● Supplied data:
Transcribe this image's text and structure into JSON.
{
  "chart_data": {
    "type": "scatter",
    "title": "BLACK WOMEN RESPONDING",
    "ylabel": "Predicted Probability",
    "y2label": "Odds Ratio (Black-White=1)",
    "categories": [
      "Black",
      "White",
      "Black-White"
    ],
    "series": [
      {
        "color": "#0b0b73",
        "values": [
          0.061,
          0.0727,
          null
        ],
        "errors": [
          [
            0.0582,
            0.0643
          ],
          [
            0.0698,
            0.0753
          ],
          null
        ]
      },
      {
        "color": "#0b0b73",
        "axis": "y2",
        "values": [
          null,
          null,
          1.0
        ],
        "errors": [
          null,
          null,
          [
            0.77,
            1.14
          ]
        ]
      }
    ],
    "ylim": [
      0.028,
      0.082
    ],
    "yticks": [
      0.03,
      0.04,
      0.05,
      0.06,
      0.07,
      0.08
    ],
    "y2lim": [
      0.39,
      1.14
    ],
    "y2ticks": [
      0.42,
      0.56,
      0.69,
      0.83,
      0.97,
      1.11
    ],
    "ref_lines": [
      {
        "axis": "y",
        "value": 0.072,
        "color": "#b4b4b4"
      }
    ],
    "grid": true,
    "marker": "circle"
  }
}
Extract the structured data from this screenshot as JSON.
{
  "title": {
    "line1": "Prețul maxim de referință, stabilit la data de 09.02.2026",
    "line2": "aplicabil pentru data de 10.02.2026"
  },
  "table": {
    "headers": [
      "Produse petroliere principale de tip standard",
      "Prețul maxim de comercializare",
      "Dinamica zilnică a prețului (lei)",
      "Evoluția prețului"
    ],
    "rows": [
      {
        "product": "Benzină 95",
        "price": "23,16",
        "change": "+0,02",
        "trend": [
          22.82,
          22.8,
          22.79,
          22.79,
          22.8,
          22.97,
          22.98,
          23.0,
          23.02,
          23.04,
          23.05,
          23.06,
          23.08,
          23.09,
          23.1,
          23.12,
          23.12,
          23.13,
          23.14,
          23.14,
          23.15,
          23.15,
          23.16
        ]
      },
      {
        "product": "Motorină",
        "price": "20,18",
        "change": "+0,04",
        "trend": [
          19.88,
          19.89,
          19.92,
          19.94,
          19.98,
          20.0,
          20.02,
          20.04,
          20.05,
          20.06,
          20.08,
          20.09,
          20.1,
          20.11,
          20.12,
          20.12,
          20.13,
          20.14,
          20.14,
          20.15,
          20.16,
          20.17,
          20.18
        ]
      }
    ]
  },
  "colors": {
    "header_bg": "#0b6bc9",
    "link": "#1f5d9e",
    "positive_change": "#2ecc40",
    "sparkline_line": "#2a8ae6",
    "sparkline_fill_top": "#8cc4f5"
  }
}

● Given exercise:
The records above are to be copied in full, exactly as written.

● The solution:
Transcribe this image's text and structure into JSON.
{
  "chart_data": {
    "type": "scatter",
    "title": "BLACK WOMEN RESPONDING",
    "ylabel": "Predicted Probability",
    "y2label": "Odds Ratio (Black-White=1)",
    "categories": [
      "Black",
      "White",
      "Black-White"
    ],
    "series": [
      {
        "color": "#0b0b73",
        "values": [
          0.061,
          0.0727,
          null
        ],
        "errors": [
          [
            0.0582,
            0.0643
          ],
          [
            0.0698,
            0.0753
          ],
          null
        ]
      },
      {
        "color": "#0b0b73",
        "axis": "y2",
        "values": [
          null,
          null,
          1.0
        ],
        "errors": [
          null,
          null,
          [
            0.77,
            1.14
          ]
        ]
      }
    ],
    "ylim": [
      0.028,
      0.082
    ],
    "yticks": [
      0.03,
      0.04,
      0.05,
      0.06,
      0.07,
      0.08
    ],
    "y2lim": [
      0.39,
      1.14
    ],
    "y2ticks": [
      0.42,
      0.56,
      0.69,
      0.83,
      0.97,
      1.11
    ],
    "ref_lines": [
      {
        "axis": "y",
        "value": 0.072,
        "color": "#b4b4b4"
      }
    ],
    "grid": true,
    "marker": "circle"
  }
}
Extract the structured data from this screenshot as JSON.
{
  "title": {
    "line1": "Prețul maxim de referință, stabilit la data de 09.02.2026",
    "line2": "aplicabil pentru data de 10.02.2026"
  },
  "table": {
    "headers": [
      "Produse petroliere principale de tip standard",
      "Prețul maxim de comercializare",
      "Dinamica zilnică a prețului (lei)",
      "Evoluția prețului"
    ],
    "rows": [
      {
        "product": "Benzină 95",
        "price": "23,16",
        "change": "+0,02",
        "trend": [
          22.82,
          22.8,
          22.79,
          22.79,
          22.8,
          22.97,
          22.98,
          23.0,
          23.02,
          23.04,
          23.05,
          23.06,
          23.08,
          23.09,
          23.1,
          23.12,
          23.12,
          23.13,
          23.14,
          23.14,
          23.15,
          23.15,
          23.16
        ]
      },
      {
        "product": "Motorină",
        "price": "20,18",
        "change": "+0,04",
        "trend": [
          19.88,
          19.89,
          19.92,
          19.94,
          19.98,
          20.0,
          20.02,
          20.04,
          20.05,
          20.06,
          20.08,
          20.09,
          20.1,
          20.11,
          20.12,
          20.12,
          20.13,
          20.14,
          20.14,
          20.15,
          20.16,
          20.17,
          20.18
        ]
      }
    ]
  },
  "colors": {
    "header_bg": "#0b6bc9",
    "link": "#1f5d9e",
    "positive_change": "#2ecc40",
    "sparkline_line": "#2a8ae6",
    "sparkline_fill_top": "#8cc4f5"
  }
}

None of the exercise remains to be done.